--- The records ---
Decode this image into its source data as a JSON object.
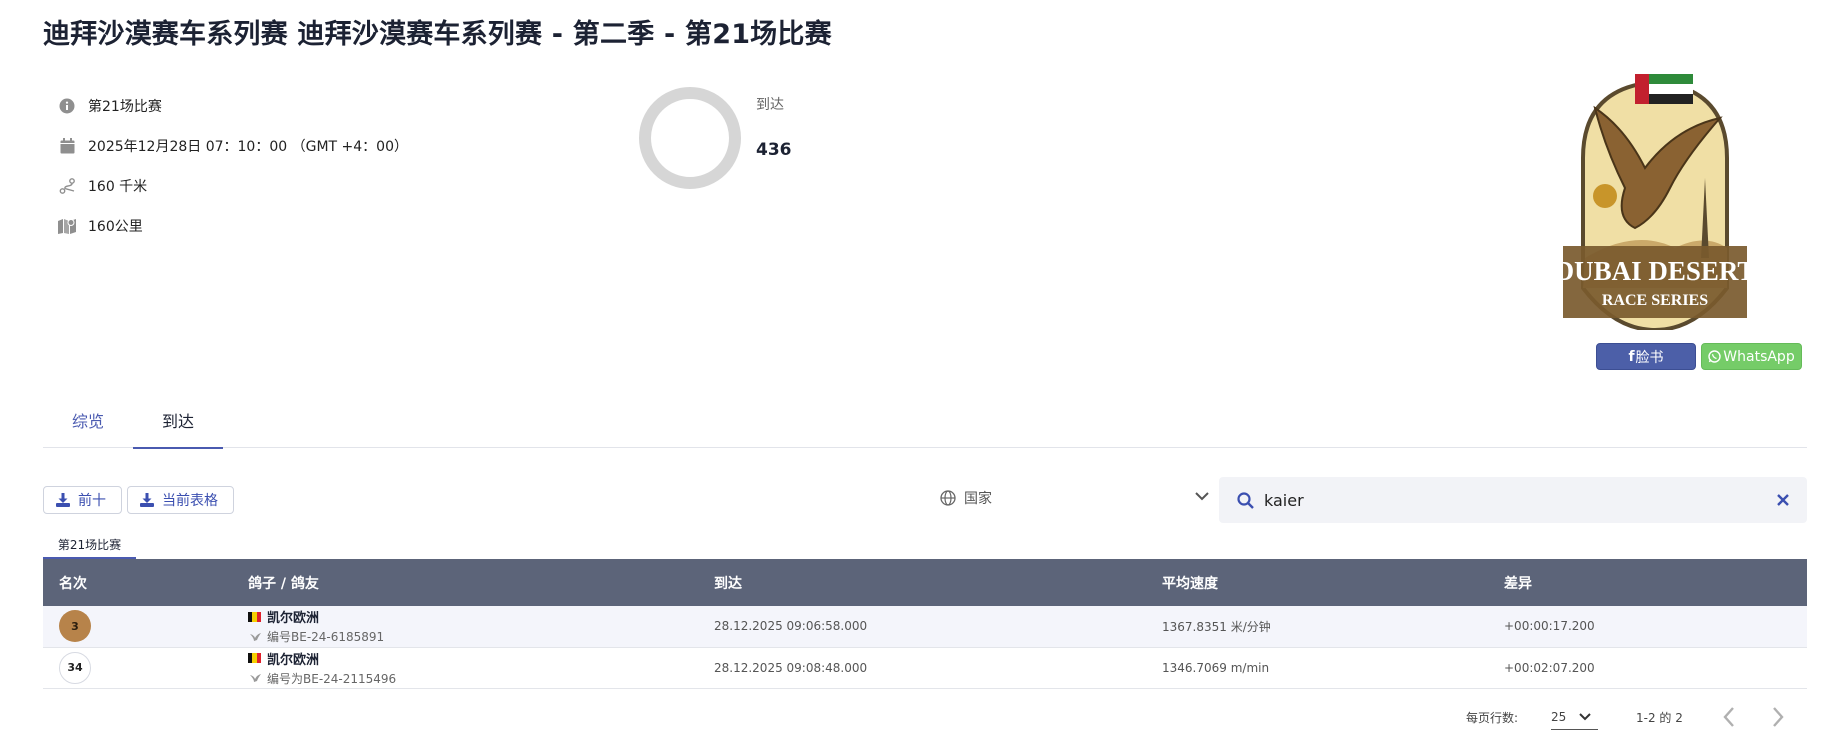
{
  "header": {
    "title": "迪拜沙漠赛车系列赛 迪拜沙漠赛车系列赛 - 第二季 - 第21场比赛"
  },
  "info": {
    "race_name": "第21场比赛",
    "datetime": "2025年12月28日 07：10：00 （GMT +4：00）",
    "distance": "160 千米",
    "distance_alt": "160公里",
    "icons": [
      "info-icon",
      "calendar-icon",
      "route-icon",
      "map-icon"
    ]
  },
  "stats": {
    "arrivals_label": "到达",
    "arrivals_value": "436"
  },
  "logo": {
    "text_line1": "DUBAI DESERT",
    "text_line2": "RACE SERIES"
  },
  "share": {
    "facebook_label": "脸书",
    "whatsapp_label": "WhatsApp"
  },
  "tabs": [
    {
      "label": "综览"
    },
    {
      "label": "到达"
    }
  ],
  "toolbar": {
    "download_top10": "前十",
    "download_table": "当前表格",
    "country_placeholder": "国家",
    "search_value": "kaier"
  },
  "race_tab": "第21场比赛",
  "table": {
    "headers": {
      "rank": "名次",
      "pigeon": "鸽子 / 鸽友",
      "arrival": "到达",
      "speed": "平均速度",
      "diff": "差异"
    },
    "rows": [
      {
        "rank": "3",
        "owner": "凯尔欧洲",
        "ring": "编号BE-24-6185891",
        "arrival": "28.12.2025 09:06:58.000",
        "speed": "1367.8351 米/分钟",
        "diff": "+00:00:17.200"
      },
      {
        "rank": "34",
        "owner": "凯尔欧洲",
        "ring": "编号为BE-24-2115496",
        "arrival": "28.12.2025 09:08:48.000",
        "speed": "1346.7069 m/min",
        "diff": "+00:02:07.200"
      }
    ]
  },
  "pagination": {
    "rows_per_page_label": "每页行数:",
    "rows_per_page": "25",
    "range": "1-2 的 2"
  },
  "colors": {
    "accent": "#4a5ab0",
    "table_header": "#5c6479",
    "diff": "#c23a4a",
    "bronze": "#b7834a",
    "facebook": "#4c5fa8",
    "whatsapp": "#75cc68"
  }
}
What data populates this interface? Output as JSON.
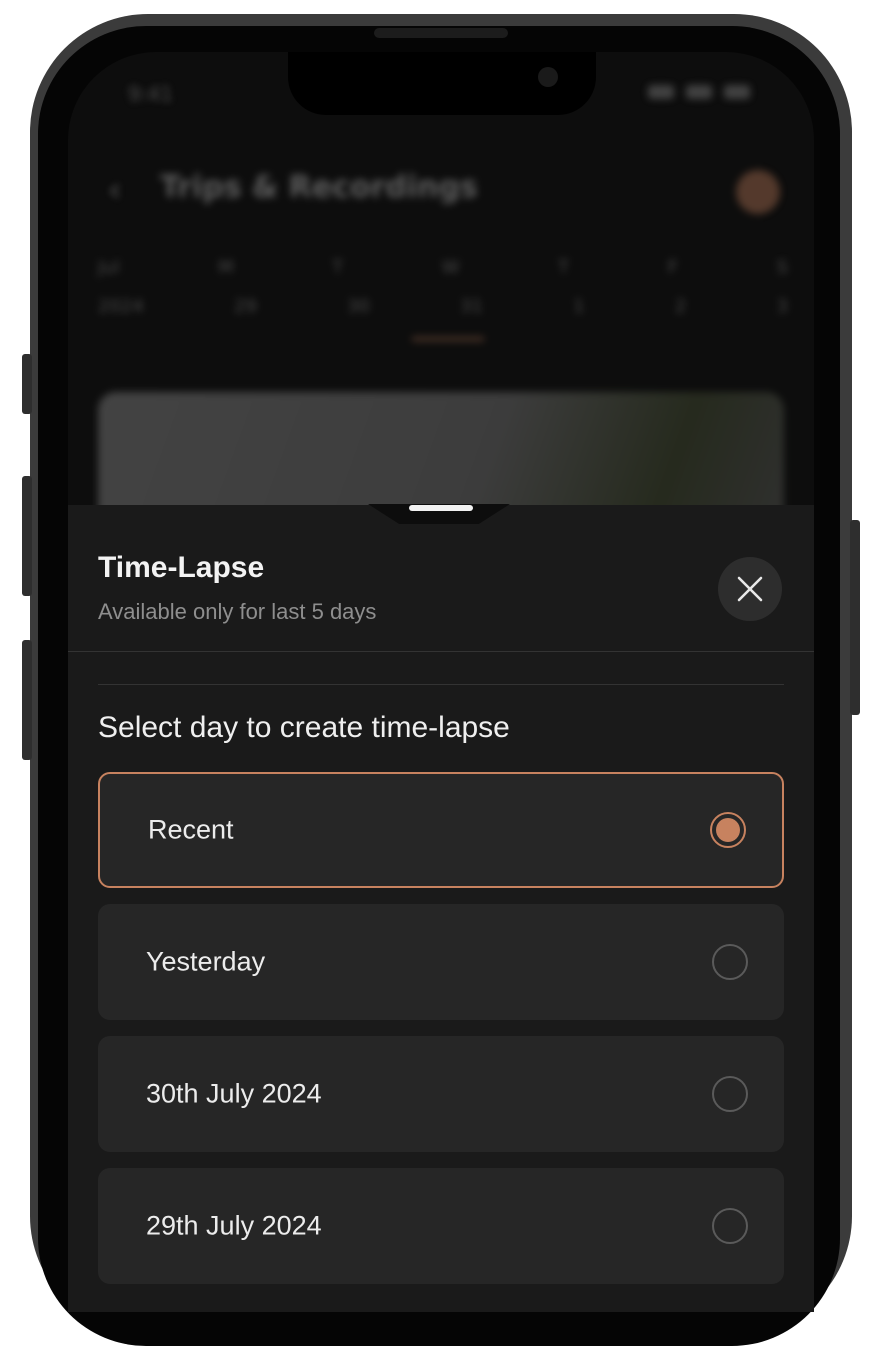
{
  "background_app": {
    "status_time": "9:41",
    "title": "Trips & Recordings",
    "calendar": {
      "month": "Jul",
      "year": "2024",
      "day_letters": [
        "M",
        "T",
        "W",
        "T",
        "F",
        "S"
      ],
      "day_numbers": [
        "29",
        "30",
        "31",
        "1",
        "2",
        "3"
      ]
    }
  },
  "sheet": {
    "title": "Time-Lapse",
    "subtitle": "Available only for last 5 days",
    "section_title": "Select day to create time-lapse",
    "options": [
      {
        "label": "Recent",
        "selected": true
      },
      {
        "label": "Yesterday",
        "selected": false
      },
      {
        "label": "30th July 2024",
        "selected": false
      },
      {
        "label": "29th July 2024",
        "selected": false
      }
    ]
  },
  "colors": {
    "accent": "#c7825f",
    "sheet_background": "#1a1a1a",
    "option_background": "#262626"
  },
  "icons": {
    "close": "close-icon",
    "back": "chevron-left-icon"
  }
}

--- Exercise ---
From the listing above, return each line with the word "JSON".

--- Solution for this problem ---
Decode this image into its source data as a JSON object.
What data populates this interface? Output as JSON.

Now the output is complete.